En 1804, elle décide d’écrire à Gauss pour lui faire part de ses réflexions et recherches. Craignant, -sans doute à raison- qu’une femme ne puisse pas être prise au sérieux, elle signe sa lettre en utlisant le pseudonyme d’Antoine Le Blanc. S’ensuit une conversation épistolaire extrêmement fructueuse, et Gauss est plein d’admiration pour l’esprit de cet Antoine Le Blanc.
Leur relation n’est pas à l’image des relations politiques, puisque, en 1806, ce sont les guerres napoléoniennes contre la quatrième coalition (Prusse-Russie). Les troupes françaises sont arrivées devant Brunswick, où réside Gauss. Sophie pense alors à Archimède, et redoute le même sort pour son ami. Elle fait appel au général Pernety, ami de son père, afin de mettre Gauss à l’abri. Ce dernier est extrêmement surpris d’être l’objet de l’attention d’une demoiselle française tout à fait inconnue, Sophie Germain.
En 1807, Sophie découvre le pot aux roses à Gauss, qui ne s’en émeut pas plus que ça, si ce n’est pour dire son admiration, ayant bien conscience des obstacles qu’elle a dû rencontrer. Ils continuent leur correspondance jusqu’en 1809.
Gauss traverse alors une période personnelle difficile et sa correspondance s’arrête. Sophie ne connaît pas le contexte, et faute d’échanges stimulants, renonce provisoirement à ses recherches.
On note ici l’extrême difficulté de faire des recherches seul. Ces échanges fructueux auront toujours beaucoup manqué à Sophie. Elle n’en a pas été totalement dépourvue, elle a eu de brillants esprits autour d’elle, mais cela a toujours été plus difficile que pour un homme, à cause la condition des femmes de son époque.

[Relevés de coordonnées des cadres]
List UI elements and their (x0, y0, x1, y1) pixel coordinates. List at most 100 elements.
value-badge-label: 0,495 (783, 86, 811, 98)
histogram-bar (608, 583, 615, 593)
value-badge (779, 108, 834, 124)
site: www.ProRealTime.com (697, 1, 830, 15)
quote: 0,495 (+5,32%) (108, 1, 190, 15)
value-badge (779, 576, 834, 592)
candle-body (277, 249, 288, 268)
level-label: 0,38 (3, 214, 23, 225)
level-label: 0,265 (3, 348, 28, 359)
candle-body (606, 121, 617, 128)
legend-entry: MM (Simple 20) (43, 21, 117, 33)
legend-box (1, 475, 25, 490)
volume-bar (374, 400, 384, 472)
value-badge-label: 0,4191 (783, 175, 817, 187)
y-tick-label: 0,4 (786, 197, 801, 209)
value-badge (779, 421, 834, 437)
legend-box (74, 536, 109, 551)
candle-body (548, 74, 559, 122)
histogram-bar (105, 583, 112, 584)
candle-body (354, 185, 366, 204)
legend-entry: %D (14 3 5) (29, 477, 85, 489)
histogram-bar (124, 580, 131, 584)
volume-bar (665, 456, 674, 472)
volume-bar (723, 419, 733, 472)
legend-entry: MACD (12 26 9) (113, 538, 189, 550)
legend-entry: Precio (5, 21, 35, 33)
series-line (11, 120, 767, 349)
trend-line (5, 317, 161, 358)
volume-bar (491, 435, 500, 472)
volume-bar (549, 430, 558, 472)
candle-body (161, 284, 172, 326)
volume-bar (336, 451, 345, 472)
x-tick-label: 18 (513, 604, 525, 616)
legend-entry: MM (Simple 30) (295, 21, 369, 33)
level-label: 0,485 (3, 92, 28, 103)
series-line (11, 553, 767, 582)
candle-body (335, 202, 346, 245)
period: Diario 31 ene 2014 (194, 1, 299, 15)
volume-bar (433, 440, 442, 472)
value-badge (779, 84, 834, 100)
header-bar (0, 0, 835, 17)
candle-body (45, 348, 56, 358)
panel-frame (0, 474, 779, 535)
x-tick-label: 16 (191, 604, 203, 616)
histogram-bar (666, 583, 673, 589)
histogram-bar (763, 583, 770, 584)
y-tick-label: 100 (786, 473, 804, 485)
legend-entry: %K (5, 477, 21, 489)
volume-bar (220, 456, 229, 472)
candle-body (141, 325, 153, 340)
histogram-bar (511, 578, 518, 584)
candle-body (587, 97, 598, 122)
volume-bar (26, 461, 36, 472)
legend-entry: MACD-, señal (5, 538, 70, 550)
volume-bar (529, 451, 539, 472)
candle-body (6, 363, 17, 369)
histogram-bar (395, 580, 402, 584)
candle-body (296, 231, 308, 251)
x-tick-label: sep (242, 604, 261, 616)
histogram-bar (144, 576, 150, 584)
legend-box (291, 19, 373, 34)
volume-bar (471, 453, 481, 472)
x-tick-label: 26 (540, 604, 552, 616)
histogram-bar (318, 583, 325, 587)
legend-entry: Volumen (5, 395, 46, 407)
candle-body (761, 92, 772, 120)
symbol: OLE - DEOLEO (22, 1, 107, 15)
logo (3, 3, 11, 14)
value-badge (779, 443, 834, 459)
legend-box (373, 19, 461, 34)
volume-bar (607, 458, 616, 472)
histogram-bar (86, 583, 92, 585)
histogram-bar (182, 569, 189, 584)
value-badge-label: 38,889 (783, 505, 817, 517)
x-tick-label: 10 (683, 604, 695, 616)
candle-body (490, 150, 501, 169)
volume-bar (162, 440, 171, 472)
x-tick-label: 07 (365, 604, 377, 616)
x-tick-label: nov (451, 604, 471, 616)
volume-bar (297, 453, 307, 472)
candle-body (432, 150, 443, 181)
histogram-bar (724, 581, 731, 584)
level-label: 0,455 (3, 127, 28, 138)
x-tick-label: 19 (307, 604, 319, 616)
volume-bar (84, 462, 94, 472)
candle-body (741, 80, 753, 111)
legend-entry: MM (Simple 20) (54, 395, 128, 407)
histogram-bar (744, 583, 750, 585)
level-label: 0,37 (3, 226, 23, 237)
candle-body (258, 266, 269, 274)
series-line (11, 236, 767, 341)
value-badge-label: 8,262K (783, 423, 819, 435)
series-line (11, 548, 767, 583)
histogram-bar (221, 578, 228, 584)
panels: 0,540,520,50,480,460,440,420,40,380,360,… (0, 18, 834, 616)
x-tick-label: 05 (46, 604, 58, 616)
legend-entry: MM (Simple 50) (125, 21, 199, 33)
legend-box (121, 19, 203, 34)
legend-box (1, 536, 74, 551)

Consigne:
Répondez brièvement à ces questions sur l'extrait consacré à Sophie Germain et Gauss.
(a) Sous quel pseudonyme Sophie signe-t-elle sa lettre à Gauss en 1804 ?
(b) À quel général fait-elle appel pour mettre Gauss à l'abri ?
(c) Jusqu'en quelle année leur correspondance se poursuit-elle ?
Les entrées forment un matériau à part, indépendant de l'extrait.

Exercice corrigé:
(a) Antoine Le Blanc.
(b) Au général Pernety, ami de son père.
(c) Jusqu'en 1809.